* _STATED GOAL_
Which lines hold the word "五四运动"? Show each of them.

* _MATERIALS PROVIDED_
--*--

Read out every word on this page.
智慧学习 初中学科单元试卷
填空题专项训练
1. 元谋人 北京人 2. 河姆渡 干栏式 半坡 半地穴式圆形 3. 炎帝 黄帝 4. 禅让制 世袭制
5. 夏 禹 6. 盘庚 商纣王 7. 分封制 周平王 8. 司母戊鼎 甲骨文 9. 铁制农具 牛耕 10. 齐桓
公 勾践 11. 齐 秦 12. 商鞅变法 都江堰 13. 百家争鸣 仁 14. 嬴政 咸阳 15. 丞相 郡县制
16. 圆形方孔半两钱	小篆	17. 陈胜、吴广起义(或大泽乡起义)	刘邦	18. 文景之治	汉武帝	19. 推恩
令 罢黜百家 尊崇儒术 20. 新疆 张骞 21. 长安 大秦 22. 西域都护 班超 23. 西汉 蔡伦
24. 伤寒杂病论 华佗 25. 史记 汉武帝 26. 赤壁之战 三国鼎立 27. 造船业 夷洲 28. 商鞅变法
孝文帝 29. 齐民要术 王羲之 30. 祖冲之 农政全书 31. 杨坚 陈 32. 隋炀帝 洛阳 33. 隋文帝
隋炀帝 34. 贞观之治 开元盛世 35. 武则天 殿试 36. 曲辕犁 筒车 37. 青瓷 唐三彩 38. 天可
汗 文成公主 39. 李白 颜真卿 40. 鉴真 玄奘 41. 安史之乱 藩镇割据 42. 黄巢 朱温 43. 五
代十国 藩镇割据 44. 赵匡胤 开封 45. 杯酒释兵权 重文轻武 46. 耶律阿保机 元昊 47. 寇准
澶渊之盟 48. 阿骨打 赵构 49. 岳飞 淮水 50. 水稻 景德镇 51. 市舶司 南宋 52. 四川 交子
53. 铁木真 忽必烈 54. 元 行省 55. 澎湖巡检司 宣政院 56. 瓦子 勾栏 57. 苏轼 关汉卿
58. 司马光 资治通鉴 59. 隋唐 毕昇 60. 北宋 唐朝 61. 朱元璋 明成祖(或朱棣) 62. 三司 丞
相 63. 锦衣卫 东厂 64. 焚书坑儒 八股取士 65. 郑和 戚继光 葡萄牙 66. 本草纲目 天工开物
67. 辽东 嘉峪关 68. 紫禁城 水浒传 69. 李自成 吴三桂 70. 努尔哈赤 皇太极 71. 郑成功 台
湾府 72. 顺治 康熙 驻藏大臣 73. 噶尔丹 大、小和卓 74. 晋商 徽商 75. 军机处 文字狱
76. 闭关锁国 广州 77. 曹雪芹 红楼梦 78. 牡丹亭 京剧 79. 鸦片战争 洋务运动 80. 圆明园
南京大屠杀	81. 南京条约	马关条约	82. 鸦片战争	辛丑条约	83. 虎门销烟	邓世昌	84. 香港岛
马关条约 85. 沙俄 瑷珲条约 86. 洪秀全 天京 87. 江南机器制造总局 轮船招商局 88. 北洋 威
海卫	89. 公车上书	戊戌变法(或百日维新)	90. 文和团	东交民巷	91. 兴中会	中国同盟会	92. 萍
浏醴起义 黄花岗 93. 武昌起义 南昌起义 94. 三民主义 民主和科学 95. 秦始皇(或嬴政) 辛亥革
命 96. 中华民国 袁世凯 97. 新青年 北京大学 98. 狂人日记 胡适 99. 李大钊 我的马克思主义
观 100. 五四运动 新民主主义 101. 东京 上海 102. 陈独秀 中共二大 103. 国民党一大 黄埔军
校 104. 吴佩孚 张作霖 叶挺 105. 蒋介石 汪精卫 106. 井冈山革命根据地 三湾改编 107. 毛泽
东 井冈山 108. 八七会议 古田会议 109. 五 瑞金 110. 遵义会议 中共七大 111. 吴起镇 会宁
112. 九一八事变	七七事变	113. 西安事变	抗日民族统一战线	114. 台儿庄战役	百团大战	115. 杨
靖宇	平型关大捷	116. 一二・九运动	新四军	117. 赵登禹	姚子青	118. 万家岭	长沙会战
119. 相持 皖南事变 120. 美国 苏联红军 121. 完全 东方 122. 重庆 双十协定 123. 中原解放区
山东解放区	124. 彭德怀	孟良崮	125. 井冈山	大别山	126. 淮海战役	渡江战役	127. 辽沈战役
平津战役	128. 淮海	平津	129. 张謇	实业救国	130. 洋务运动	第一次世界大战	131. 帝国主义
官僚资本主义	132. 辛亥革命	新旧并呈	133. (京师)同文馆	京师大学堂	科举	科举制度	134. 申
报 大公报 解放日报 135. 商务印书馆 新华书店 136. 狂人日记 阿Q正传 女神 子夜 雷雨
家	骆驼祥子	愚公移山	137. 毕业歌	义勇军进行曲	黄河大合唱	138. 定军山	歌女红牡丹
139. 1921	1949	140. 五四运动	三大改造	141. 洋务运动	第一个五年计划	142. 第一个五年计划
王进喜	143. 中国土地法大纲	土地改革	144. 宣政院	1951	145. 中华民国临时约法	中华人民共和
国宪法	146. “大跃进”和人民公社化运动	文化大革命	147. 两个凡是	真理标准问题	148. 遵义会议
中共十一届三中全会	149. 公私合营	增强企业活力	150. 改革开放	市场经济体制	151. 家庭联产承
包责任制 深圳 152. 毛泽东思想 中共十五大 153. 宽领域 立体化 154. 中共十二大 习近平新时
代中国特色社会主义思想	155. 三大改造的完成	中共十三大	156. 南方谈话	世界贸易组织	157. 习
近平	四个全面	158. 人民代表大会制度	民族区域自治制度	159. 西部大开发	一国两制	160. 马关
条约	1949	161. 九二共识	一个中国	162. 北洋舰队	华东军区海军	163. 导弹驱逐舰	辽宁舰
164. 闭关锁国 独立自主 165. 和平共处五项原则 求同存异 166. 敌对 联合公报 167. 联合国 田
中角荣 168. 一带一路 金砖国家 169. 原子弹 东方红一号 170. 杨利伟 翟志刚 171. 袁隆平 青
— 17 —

--*--

* _SOLUTION FOR THIS PROBLEM_
观 100. 五四运动 新民主主义 101. 东京 上海 102. 陈独秀 中共二大 103. 国民党一大 黄埔军
139. 1921	1949	140. 五四运动	三大改造	141. 洋务运动	第一个五年计划	142. 第一个五年计划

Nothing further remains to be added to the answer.